TO-DO LIST –
1 – Answer these questions from the article on the deaths of Charles Horman and Frank Teruggi:
(a) How old was Teruggi when he was murdered?
(b) Who led the Chilean military in the coup against Salvador Allende's government?
(c) What does the name FIN stand for, in Spanish and in English?
2 – Pick up the article on the deaths of Charles Horman and Frank Teruggi in Chile after its last sentence and continue it.

TEXT TO READ –

U.S. citizens Charles Horman and Frank Teruggi were not much older than the average Oberlin student when they were executed by the Chilean military as their own government stood by.
26 years ago, General Augusto Pinochet led the Chilean military in a coup that toppled the Socialist government of Salvador Allende. During the time immediately after the military took power, Horman, 31, and Teruggi, 24, were murdered. There were rumors of C.I.A. involvement. In the decades since the coup, the American government denied any connection to their deaths, until Pinochet's recent arrest prompted the Clinton administration to release previously censored documents that clearly show U.S. knowledge of the events that transpired.
In 1973, Oberlin Professor of History Steven Volk was living in Santiago finishing his dissertation when he met Horman and Teruggi. They began to publish a newsletter in which they reprinted articles critical of US policies in Latin America. "My wife and I began working with a group of North Americans that became known as FIN, or Fuente de Informacion NorteAmericana [North American Information Source]," said Volk. "We were sympathetic with Allende's government and were also quite concerned with the role the U.S. was playing at that time in Chile."

LISTED ENTRIES –
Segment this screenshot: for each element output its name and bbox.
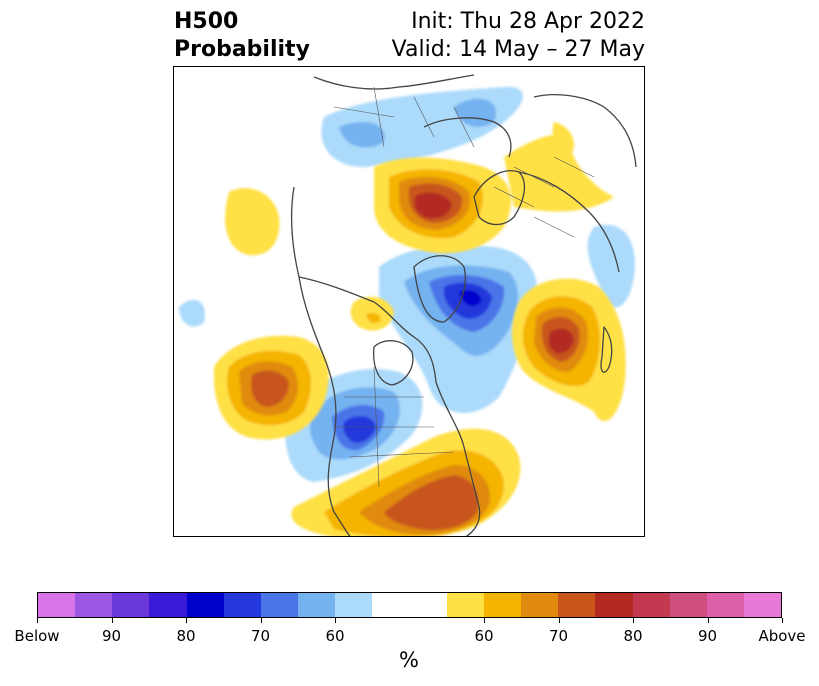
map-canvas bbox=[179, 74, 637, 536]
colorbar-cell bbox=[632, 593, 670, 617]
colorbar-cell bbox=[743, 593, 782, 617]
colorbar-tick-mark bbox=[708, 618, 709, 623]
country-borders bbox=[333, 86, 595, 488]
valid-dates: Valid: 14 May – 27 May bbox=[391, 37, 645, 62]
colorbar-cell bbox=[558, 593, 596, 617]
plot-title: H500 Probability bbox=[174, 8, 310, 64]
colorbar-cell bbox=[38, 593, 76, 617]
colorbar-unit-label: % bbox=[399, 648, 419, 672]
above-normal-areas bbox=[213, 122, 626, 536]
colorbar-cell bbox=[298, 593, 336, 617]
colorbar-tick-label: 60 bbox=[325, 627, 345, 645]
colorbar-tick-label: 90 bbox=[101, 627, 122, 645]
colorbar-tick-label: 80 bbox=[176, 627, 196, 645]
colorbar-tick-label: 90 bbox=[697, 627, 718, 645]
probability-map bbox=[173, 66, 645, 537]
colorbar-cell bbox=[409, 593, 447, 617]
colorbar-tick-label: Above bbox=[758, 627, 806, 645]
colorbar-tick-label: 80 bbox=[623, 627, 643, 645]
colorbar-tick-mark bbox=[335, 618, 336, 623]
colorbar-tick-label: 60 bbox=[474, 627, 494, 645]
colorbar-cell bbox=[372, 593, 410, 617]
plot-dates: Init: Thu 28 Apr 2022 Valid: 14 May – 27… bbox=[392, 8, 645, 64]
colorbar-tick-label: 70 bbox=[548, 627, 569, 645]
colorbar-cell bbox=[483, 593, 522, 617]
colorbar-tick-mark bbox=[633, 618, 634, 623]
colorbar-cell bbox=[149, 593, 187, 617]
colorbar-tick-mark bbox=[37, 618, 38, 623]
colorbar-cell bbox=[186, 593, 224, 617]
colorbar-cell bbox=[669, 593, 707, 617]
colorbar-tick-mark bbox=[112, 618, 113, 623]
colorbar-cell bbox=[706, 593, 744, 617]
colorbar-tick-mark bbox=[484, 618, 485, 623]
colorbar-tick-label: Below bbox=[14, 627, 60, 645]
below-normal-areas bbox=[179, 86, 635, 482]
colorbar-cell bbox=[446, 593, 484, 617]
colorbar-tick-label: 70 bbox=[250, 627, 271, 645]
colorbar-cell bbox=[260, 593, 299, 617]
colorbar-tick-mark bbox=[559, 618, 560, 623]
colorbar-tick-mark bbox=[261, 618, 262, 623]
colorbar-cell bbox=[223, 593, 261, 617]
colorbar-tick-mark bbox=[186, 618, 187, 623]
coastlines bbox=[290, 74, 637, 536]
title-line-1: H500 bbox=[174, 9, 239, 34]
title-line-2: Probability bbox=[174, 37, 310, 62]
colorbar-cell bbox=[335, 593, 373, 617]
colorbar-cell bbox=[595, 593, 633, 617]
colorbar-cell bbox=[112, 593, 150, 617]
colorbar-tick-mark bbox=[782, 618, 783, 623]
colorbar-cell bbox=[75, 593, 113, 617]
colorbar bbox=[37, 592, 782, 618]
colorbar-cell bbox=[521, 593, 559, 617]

EXERCISE RESPONSES –
1 –
(a) 24
(b) General Augusto Pinochet
(c) Fuente de Informacion NorteAmericana, meaning North American Information Source

2 –
There was evidence that the U.S. was employing an informal blockade of the country, cutting off economic and multi-lateral aid to weaken the Socialist government. In a matter of months, FIN went from distributing about 200 to 300 newsletters a month on the street to reaching upwards of 300,000 readers by being published in national newspapers supportive of Allende. This would eventually make the members of FIN targets of Pinochet's forces during the coup. "Frank and Charlie and I worked together in this group, and we were quite close," said Volk.
The Fall of 1973 was a time of disarray in Chile as opposite political ideologies fought to gain control of the country. "Most of us knew that something was coming. The last few months was like living through a civil war that hadn't broken out yet," said Volk. On Sept. 11, the forces of Gen. Pinochet overthrew the Socialist government. "I was able to see from my window the bombing of the Presidential Palace by these jets that went by."
"Right after the coup, when the military took over, they broadcast and distributed leaflets by throwing them out of helicopters all over the city and the country that called on Chileans to turn in foreigners who they thought were involved in Socialist activity. My own apartment was searched twice by the military while I was there. You could hear them kicking down doors, taking people away," said Volk.
"Frank's household was denounced by his neighbors. They turned him in to the police," said Volk. Teruggi was taken for questioning to Santiago's National Stadium. "That was the last anybody saw of him."
After members of FIN had worried and searched for Teruggi, the U.S. embassy suggested they could find his body in the city morgue. The task of identifying his corpse fell to Volk. "There were hundreds and hundreds of bodies in every room, just lying in long stacks. So I just walked up and down until I saw Frank," said Volk. Although the U.S. embassy later stated Teruggi had been shot 17 times, claiming he was killed for being outside after the militarily enforced curfew, Volk said he had been shot three times and his throat was cut. "What I saw was that he had been executed."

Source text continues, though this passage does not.